▸ **Task details**
Write out every single entry exactly.

Collected data
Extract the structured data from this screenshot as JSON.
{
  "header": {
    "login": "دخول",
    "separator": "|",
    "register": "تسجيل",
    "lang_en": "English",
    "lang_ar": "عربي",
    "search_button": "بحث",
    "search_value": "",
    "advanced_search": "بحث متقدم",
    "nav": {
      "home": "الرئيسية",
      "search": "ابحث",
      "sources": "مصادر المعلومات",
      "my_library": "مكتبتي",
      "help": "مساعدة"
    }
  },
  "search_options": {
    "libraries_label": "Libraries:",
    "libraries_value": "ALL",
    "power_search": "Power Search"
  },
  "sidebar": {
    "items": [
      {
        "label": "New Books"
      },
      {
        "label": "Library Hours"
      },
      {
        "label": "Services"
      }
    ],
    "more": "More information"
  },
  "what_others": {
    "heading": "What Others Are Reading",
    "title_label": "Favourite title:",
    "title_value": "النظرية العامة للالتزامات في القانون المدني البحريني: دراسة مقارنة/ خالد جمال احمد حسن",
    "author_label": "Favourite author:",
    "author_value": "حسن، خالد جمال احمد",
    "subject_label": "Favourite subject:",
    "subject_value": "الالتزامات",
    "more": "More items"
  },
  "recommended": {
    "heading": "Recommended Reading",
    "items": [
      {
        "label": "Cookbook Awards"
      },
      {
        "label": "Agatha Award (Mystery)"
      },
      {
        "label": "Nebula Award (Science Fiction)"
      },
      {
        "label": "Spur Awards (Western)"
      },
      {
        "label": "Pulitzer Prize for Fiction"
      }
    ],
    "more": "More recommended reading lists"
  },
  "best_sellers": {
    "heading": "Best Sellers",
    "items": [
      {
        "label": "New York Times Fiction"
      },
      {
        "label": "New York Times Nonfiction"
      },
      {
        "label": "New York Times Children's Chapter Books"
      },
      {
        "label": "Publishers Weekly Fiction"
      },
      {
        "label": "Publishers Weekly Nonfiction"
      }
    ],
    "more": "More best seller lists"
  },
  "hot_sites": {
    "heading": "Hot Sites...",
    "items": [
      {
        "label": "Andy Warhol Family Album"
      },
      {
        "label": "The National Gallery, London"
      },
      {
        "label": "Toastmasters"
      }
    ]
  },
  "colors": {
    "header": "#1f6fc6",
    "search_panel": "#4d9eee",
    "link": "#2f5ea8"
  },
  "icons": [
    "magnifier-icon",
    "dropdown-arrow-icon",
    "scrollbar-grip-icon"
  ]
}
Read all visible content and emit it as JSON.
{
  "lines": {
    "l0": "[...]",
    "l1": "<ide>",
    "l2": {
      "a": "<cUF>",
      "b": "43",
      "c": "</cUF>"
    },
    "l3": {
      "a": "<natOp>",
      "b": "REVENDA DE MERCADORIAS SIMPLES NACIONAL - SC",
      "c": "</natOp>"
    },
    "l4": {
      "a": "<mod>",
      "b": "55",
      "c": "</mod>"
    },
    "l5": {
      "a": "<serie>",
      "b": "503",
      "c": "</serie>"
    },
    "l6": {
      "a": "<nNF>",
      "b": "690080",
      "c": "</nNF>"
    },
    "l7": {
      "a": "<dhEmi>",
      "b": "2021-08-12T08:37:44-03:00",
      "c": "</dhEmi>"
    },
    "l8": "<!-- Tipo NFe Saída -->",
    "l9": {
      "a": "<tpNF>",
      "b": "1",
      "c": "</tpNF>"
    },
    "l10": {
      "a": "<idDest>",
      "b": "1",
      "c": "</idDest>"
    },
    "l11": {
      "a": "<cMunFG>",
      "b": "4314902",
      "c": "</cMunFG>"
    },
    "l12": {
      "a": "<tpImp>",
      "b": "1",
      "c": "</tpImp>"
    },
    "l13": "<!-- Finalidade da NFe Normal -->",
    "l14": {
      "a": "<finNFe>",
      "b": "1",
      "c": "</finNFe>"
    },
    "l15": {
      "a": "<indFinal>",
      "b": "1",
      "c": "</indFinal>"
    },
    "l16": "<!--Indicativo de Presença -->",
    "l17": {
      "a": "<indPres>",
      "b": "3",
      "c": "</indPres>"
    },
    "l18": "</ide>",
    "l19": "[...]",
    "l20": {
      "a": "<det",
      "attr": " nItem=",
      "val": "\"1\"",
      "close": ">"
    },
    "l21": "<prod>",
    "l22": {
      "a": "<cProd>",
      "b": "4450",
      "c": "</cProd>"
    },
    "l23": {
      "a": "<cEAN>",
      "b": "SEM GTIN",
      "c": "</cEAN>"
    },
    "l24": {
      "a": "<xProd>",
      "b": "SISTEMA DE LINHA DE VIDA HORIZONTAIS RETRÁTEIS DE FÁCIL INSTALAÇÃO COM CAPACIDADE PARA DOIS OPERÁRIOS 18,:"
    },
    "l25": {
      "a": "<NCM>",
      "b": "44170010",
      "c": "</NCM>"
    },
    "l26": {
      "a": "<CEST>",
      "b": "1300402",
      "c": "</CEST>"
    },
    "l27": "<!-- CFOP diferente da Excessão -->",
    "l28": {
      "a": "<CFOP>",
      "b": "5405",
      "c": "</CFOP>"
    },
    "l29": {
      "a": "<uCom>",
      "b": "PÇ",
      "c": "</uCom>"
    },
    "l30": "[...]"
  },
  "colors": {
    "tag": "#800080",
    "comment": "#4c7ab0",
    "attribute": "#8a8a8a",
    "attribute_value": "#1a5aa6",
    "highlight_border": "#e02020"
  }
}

▸ **Solution for this task**
Extract the structured data from this screenshot as JSON.
{
  "header": {
    "login": "دخول",
    "separator": "|",
    "register": "تسجيل",
    "lang_en": "English",
    "lang_ar": "عربي",
    "search_button": "بحث",
    "search_value": "",
    "advanced_search": "بحث متقدم",
    "nav": {
      "home": "الرئيسية",
      "search": "ابحث",
      "sources": "مصادر المعلومات",
      "my_library": "مكتبتي",
      "help": "مساعدة"
    }
  },
  "search_options": {
    "libraries_label": "Libraries:",
    "libraries_value": "ALL",
    "power_search": "Power Search"
  },
  "sidebar": {
    "items": [
      {
        "label": "New Books"
      },
      {
        "label": "Library Hours"
      },
      {
        "label": "Services"
      }
    ],
    "more": "More information"
  },
  "what_others": {
    "heading": "What Others Are Reading",
    "title_label": "Favourite title:",
    "title_value": "النظرية العامة للالتزامات في القانون المدني البحريني: دراسة مقارنة/ خالد جمال احمد حسن",
    "author_label": "Favourite author:",
    "author_value": "حسن، خالد جمال احمد",
    "subject_label": "Favourite subject:",
    "subject_value": "الالتزامات",
    "more": "More items"
  },
  "recommended": {
    "heading": "Recommended Reading",
    "items": [
      {
        "label": "Cookbook Awards"
      },
      {
        "label": "Agatha Award (Mystery)"
      },
      {
        "label": "Nebula Award (Science Fiction)"
      },
      {
        "label": "Spur Awards (Western)"
      },
      {
        "label": "Pulitzer Prize for Fiction"
      }
    ],
    "more": "More recommended reading lists"
  },
  "best_sellers": {
    "heading": "Best Sellers",
    "items": [
      {
        "label": "New York Times Fiction"
      },
      {
        "label": "New York Times Nonfiction"
      },
      {
        "label": "New York Times Children's Chapter Books"
      },
      {
        "label": "Publishers Weekly Fiction"
      },
      {
        "label": "Publishers Weekly Nonfiction"
      }
    ],
    "more": "More best seller lists"
  },
  "hot_sites": {
    "heading": "Hot Sites...",
    "items": [
      {
        "label": "Andy Warhol Family Album"
      },
      {
        "label": "The National Gallery, London"
      },
      {
        "label": "Toastmasters"
      }
    ]
  },
  "colors": {
    "header": "#1f6fc6",
    "search_panel": "#4d9eee",
    "link": "#2f5ea8"
  },
  "icons": [
    "magnifier-icon",
    "dropdown-arrow-icon",
    "scrollbar-grip-icon"
  ]
}
Read all visible content and emit it as JSON.
{
  "lines": {
    "l0": "[...]",
    "l1": "<ide>",
    "l2": {
      "a": "<cUF>",
      "b": "43",
      "c": "</cUF>"
    },
    "l3": {
      "a": "<natOp>",
      "b": "REVENDA DE MERCADORIAS SIMPLES NACIONAL - SC",
      "c": "</natOp>"
    },
    "l4": {
      "a": "<mod>",
      "b": "55",
      "c": "</mod>"
    },
    "l5": {
      "a": "<serie>",
      "b": "503",
      "c": "</serie>"
    },
    "l6": {
      "a": "<nNF>",
      "b": "690080",
      "c": "</nNF>"
    },
    "l7": {
      "a": "<dhEmi>",
      "b": "2021-08-12T08:37:44-03:00",
      "c": "</dhEmi>"
    },
    "l8": "<!-- Tipo NFe Saída -->",
    "l9": {
      "a": "<tpNF>",
      "b": "1",
      "c": "</tpNF>"
    },
    "l10": {
      "a": "<idDest>",
      "b": "1",
      "c": "</idDest>"
    },
    "l11": {
      "a": "<cMunFG>",
      "b": "4314902",
      "c": "</cMunFG>"
    },
    "l12": {
      "a": "<tpImp>",
      "b": "1",
      "c": "</tpImp>"
    },
    "l13": "<!-- Finalidade da NFe Normal -->",
    "l14": {
      "a": "<finNFe>",
      "b": "1",
      "c": "</finNFe>"
    },
    "l15": {
      "a": "<indFinal>",
      "b": "1",
      "c": "</indFinal>"
    },
    "l16": "<!--Indicativo de Presença -->",
    "l17": {
      "a": "<indPres>",
      "b": "3",
      "c": "</indPres>"
    },
    "l18": "</ide>",
    "l19": "[...]",
    "l20": {
      "a": "<det",
      "attr": " nItem=",
      "val": "\"1\"",
      "close": ">"
    },
    "l21": "<prod>",
    "l22": {
      "a": "<cProd>",
      "b": "4450",
      "c": "</cProd>"
    },
    "l23": {
      "a": "<cEAN>",
      "b": "SEM GTIN",
      "c": "</cEAN>"
    },
    "l24": {
      "a": "<xProd>",
      "b": "SISTEMA DE LINHA DE VIDA HORIZONTAIS RETRÁTEIS DE FÁCIL INSTALAÇÃO COM CAPACIDADE PARA DOIS OPERÁRIOS 18,:"
    },
    "l25": {
      "a": "<NCM>",
      "b": "44170010",
      "c": "</NCM>"
    },
    "l26": {
      "a": "<CEST>",
      "b": "1300402",
      "c": "</CEST>"
    },
    "l27": "<!-- CFOP diferente da Excessão -->",
    "l28": {
      "a": "<CFOP>",
      "b": "5405",
      "c": "</CFOP>"
    },
    "l29": {
      "a": "<uCom>",
      "b": "PÇ",
      "c": "</uCom>"
    },
    "l30": "[...]"
  },
  "colors": {
    "tag": "#800080",
    "comment": "#4c7ab0",
    "attribute": "#8a8a8a",
    "attribute_value": "#1a5aa6",
    "highlight_border": "#e02020"
  }
}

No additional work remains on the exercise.